● DIRECTIONS FOR THIS TASK
Working from the line that contains "Transcribe the text in this document." down to the last line below, repeat each line exactly.

[Collection entries]
━━━━━━━━

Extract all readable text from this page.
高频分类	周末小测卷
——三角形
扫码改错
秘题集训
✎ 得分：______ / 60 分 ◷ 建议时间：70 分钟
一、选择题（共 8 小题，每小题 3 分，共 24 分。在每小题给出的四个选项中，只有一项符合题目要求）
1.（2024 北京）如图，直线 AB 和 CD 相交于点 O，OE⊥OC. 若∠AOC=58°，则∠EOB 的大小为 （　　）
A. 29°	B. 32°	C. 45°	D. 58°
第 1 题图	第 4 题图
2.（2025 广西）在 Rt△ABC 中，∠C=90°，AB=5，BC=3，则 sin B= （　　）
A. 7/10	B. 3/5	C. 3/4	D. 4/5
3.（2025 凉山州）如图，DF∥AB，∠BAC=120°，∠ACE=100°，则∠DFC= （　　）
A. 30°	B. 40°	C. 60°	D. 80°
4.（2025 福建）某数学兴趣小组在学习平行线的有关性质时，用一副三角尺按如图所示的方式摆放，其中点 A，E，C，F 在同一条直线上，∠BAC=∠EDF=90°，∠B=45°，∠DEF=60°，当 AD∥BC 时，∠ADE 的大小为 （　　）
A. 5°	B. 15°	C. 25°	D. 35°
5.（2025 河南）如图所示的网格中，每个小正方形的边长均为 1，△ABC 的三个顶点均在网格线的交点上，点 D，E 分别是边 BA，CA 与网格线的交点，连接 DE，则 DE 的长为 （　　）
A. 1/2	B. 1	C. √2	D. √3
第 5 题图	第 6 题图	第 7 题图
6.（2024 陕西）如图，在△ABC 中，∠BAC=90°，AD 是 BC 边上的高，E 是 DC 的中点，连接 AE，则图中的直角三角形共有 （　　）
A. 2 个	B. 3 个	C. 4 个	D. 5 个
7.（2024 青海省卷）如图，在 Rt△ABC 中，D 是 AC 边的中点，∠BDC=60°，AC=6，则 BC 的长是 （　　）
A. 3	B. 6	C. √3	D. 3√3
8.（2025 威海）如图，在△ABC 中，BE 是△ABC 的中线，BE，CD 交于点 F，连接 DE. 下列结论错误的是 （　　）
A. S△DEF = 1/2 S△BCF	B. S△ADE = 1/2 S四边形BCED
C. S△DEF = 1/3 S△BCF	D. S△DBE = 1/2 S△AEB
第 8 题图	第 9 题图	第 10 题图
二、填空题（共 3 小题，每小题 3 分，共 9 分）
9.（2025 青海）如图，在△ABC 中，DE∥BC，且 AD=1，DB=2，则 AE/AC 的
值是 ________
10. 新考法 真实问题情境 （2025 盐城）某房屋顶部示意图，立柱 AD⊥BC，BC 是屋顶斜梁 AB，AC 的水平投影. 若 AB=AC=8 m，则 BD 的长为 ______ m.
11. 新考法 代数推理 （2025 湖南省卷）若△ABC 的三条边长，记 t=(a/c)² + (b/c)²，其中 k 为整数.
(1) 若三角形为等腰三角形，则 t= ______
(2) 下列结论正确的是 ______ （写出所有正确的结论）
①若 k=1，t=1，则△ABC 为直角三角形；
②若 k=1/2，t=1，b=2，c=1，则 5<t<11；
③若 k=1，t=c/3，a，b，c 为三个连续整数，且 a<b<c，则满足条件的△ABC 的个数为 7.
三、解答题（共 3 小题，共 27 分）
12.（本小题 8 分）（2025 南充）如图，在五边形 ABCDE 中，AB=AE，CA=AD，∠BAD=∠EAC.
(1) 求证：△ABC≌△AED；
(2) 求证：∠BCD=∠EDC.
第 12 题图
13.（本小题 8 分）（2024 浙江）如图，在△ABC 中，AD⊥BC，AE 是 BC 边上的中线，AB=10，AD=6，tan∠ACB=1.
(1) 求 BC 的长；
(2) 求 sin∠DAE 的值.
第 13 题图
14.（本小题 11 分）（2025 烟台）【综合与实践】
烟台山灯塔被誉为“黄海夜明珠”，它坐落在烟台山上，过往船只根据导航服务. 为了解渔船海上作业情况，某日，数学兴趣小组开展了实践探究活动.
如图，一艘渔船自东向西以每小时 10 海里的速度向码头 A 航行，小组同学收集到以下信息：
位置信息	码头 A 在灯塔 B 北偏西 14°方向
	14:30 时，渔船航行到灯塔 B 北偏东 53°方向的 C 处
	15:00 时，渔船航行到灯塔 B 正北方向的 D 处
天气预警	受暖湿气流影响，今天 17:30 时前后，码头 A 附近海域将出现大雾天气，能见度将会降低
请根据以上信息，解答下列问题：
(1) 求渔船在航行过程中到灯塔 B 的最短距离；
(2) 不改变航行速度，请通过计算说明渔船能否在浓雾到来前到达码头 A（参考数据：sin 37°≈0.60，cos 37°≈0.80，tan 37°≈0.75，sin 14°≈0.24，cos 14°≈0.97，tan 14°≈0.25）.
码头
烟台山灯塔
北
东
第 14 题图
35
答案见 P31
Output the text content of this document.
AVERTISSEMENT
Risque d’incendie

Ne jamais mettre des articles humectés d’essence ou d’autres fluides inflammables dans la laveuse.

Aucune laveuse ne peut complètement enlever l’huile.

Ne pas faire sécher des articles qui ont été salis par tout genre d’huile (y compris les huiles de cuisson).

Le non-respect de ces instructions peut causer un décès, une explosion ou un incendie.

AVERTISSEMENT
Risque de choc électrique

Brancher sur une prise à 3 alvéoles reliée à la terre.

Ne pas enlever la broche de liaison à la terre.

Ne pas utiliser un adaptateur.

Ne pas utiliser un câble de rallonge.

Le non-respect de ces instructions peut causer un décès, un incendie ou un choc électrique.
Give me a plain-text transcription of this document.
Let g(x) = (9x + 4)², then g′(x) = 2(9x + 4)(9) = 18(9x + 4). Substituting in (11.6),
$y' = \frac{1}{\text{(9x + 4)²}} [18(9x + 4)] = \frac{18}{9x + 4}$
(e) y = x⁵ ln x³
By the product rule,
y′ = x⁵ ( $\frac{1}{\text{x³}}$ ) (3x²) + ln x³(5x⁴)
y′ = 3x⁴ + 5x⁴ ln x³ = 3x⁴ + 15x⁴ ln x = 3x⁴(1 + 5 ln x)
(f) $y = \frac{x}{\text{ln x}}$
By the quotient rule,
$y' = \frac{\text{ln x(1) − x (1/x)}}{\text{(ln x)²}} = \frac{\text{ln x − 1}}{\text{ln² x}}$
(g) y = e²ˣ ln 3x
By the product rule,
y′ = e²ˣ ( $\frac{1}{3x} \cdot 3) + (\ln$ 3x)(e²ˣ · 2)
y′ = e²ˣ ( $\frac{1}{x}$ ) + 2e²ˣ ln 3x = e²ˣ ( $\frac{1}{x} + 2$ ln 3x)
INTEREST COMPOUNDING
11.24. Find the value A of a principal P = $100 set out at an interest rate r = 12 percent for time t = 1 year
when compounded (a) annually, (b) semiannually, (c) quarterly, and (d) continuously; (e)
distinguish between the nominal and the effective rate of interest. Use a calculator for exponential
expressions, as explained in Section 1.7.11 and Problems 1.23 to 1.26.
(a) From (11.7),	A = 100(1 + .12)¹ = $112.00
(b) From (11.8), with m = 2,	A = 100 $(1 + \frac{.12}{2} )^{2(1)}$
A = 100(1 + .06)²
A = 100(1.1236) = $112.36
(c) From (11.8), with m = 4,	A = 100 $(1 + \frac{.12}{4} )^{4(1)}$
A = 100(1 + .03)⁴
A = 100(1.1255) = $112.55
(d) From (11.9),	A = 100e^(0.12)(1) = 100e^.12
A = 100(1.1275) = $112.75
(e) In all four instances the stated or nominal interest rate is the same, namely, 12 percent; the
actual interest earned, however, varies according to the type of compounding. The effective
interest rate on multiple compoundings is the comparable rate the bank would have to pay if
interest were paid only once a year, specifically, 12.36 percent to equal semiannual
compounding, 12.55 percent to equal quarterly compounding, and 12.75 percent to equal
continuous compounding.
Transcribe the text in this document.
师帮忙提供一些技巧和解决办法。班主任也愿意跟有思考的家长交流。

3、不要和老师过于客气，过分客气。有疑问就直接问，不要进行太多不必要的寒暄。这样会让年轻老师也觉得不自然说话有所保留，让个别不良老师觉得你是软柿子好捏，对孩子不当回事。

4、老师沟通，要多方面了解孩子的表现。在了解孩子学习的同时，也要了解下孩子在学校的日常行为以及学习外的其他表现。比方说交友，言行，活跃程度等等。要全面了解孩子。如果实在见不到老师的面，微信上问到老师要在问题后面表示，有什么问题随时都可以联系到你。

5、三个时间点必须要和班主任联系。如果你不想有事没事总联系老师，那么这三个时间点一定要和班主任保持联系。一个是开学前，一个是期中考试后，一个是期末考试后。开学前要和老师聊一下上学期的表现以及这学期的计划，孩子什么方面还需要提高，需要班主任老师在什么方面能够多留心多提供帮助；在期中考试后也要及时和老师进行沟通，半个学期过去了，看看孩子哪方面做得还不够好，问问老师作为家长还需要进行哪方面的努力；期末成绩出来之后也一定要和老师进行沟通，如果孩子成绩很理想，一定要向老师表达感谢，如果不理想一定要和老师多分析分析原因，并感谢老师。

━━━━━━━━

● OUTPUT OF THE EXERCISE
Transcribe the text in this document.
师帮忙提供一些技巧和解决办法。班主任也愿意跟有思考的家长交流。

3、不要和老师过于客气，过分客气。有疑问就直接问，不要进行太多不必要的寒暄。这样会让年轻老师也觉得不自然说话有所保留，让个别不良老师觉得你是软柿子好捏，对孩子不当回事。

4、老师沟通，要多方面了解孩子的表现。在了解孩子学习的同时，也要了解下孩子在学校的日常行为以及学习外的其他表现。比方说交友，言行，活跃程度等等。要全面了解孩子。如果实在见不到老师的面，微信上问到老师要在问题后面表示，有什么问题随时都可以联系到你。

5、三个时间点必须要和班主任联系。如果你不想有事没事总联系老师，那么这三个时间点一定要和班主任保持联系。一个是开学前，一个是期中考试后，一个是期末考试后。开学前要和老师聊一下上学期的表现以及这学期的计划，孩子什么方面还需要提高，需要班主任老师在什么方面能够多留心多提供帮助；在期中考试后也要及时和老师进行沟通，半个学期过去了，看看孩子哪方面做得还不够好，问问老师作为家长还需要进行哪方面的努力；期末成绩出来之后也一定要和老师进行沟通，如果孩子成绩很理想，一定要向老师表达感谢，如果不理想一定要和老师多分析分析原因，并感谢老师。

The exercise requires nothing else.